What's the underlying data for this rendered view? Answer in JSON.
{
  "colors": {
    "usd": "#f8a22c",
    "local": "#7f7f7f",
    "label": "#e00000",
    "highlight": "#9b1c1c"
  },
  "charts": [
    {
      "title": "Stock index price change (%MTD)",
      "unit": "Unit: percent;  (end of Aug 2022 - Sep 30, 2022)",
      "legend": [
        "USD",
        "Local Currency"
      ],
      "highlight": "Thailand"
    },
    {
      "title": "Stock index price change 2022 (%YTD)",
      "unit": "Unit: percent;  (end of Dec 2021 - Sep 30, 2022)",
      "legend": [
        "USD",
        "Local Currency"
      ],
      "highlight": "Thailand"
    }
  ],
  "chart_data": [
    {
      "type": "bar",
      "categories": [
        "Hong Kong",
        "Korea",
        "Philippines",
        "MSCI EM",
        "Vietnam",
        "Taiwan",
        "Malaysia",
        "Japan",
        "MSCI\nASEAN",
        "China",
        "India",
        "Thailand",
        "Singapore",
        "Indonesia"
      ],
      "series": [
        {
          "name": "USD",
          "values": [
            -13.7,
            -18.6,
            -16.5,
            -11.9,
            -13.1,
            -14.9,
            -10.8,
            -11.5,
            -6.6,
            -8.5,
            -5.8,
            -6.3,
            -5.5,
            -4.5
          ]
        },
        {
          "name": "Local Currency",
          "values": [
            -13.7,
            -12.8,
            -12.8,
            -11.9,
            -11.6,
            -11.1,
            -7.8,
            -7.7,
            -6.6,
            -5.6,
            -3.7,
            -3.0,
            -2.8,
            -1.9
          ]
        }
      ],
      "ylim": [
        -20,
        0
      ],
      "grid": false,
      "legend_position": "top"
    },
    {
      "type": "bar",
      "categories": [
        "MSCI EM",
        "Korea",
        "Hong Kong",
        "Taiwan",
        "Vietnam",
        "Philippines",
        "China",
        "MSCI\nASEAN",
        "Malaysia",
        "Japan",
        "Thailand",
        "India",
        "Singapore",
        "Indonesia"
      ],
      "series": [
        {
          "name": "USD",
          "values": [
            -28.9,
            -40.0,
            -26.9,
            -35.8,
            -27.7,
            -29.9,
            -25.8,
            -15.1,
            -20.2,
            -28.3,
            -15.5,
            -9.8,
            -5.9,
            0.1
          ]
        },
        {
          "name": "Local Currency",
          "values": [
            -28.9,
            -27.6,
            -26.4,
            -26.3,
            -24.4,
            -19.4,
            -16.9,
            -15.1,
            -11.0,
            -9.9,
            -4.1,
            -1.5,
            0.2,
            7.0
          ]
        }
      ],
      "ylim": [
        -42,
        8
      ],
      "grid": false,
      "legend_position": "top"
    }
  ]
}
..............................
▶ [Short task] Every record should be repeated exactly; please leave none out.

▶ [Expected output]
What's the underlying data for this rendered view? Answer in JSON.
{
  "colors": {
    "usd": "#f8a22c",
    "local": "#7f7f7f",
    "label": "#e00000",
    "highlight": "#9b1c1c"
  },
  "charts": [
    {
      "title": "Stock index price change (%MTD)",
      "unit": "Unit: percent;  (end of Aug 2022 - Sep 30, 2022)",
      "legend": [
        "USD",
        "Local Currency"
      ],
      "highlight": "Thailand"
    },
    {
      "title": "Stock index price change 2022 (%YTD)",
      "unit": "Unit: percent;  (end of Dec 2021 - Sep 30, 2022)",
      "legend": [
        "USD",
        "Local Currency"
      ],
      "highlight": "Thailand"
    }
  ],
  "chart_data": [
    {
      "type": "bar",
      "categories": [
        "Hong Kong",
        "Korea",
        "Philippines",
        "MSCI EM",
        "Vietnam",
        "Taiwan",
        "Malaysia",
        "Japan",
        "MSCI\nASEAN",
        "China",
        "India",
        "Thailand",
        "Singapore",
        "Indonesia"
      ],
      "series": [
        {
          "name": "USD",
          "values": [
            -13.7,
            -18.6,
            -16.5,
            -11.9,
            -13.1,
            -14.9,
            -10.8,
            -11.5,
            -6.6,
            -8.5,
            -5.8,
            -6.3,
            -5.5,
            -4.5
          ]
        },
        {
          "name": "Local Currency",
          "values": [
            -13.7,
            -12.8,
            -12.8,
            -11.9,
            -11.6,
            -11.1,
            -7.8,
            -7.7,
            -6.6,
            -5.6,
            -3.7,
            -3.0,
            -2.8,
            -1.9
          ]
        }
      ],
      "ylim": [
        -20,
        0
      ],
      "grid": false,
      "legend_position": "top"
    },
    {
      "type": "bar",
      "categories": [
        "MSCI EM",
        "Korea",
        "Hong Kong",
        "Taiwan",
        "Vietnam",
        "Philippines",
        "China",
        "MSCI\nASEAN",
        "Malaysia",
        "Japan",
        "Thailand",
        "India",
        "Singapore",
        "Indonesia"
      ],
      "series": [
        {
          "name": "USD",
          "values": [
            -28.9,
            -40.0,
            -26.9,
            -35.8,
            -27.7,
            -29.9,
            -25.8,
            -15.1,
            -20.2,
            -28.3,
            -15.5,
            -9.8,
            -5.9,
            0.1
          ]
        },
        {
          "name": "Local Currency",
          "values": [
            -28.9,
            -27.6,
            -26.4,
            -26.3,
            -24.4,
            -19.4,
            -16.9,
            -15.1,
            -11.0,
            -9.9,
            -4.1,
            -1.5,
            0.2,
            7.0
          ]
        }
      ],
      "ylim": [
        -42,
        8
      ],
      "grid": false,
      "legend_position": "top"
    }
  ]
}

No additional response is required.